▶ _Problem requirements_: Extract all lines in the data that contain the word "found".

(Collected data)
>>>

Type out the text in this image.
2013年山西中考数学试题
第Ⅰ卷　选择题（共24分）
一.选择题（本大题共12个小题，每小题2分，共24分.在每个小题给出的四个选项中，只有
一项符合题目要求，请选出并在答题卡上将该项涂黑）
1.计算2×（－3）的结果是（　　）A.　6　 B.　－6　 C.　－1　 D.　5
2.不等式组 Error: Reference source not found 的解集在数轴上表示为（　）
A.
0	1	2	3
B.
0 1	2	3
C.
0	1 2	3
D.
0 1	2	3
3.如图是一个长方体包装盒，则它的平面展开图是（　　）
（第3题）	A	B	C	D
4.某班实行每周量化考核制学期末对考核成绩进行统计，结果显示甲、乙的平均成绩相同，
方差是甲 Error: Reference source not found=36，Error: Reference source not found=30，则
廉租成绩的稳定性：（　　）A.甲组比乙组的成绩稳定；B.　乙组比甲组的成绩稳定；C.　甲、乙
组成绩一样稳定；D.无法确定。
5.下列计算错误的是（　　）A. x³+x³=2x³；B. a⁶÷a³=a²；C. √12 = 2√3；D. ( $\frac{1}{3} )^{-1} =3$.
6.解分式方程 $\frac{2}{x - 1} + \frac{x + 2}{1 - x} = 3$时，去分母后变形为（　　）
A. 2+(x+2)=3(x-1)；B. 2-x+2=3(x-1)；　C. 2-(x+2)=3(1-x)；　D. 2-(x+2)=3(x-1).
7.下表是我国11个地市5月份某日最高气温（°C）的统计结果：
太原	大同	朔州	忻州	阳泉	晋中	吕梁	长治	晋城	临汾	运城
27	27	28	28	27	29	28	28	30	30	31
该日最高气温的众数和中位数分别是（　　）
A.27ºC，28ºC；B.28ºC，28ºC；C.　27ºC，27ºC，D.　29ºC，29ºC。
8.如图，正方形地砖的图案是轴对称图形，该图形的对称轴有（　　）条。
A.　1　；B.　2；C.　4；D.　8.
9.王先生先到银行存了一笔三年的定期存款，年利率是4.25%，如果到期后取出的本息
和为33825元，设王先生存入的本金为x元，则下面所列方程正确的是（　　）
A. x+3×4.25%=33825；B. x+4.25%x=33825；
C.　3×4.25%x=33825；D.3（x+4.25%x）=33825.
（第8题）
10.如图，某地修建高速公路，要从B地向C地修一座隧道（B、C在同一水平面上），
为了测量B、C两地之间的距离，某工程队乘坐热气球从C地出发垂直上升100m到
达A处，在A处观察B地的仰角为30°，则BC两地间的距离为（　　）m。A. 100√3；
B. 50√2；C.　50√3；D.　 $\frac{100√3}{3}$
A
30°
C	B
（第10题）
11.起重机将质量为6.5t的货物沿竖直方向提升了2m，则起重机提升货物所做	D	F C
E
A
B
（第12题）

<<<

▶ _Task response_:
2.不等式组 Error: Reference source not found 的解集在数轴上表示为（　）
方差是甲 Error: Reference source not found=36，Error: Reference source not found=30，则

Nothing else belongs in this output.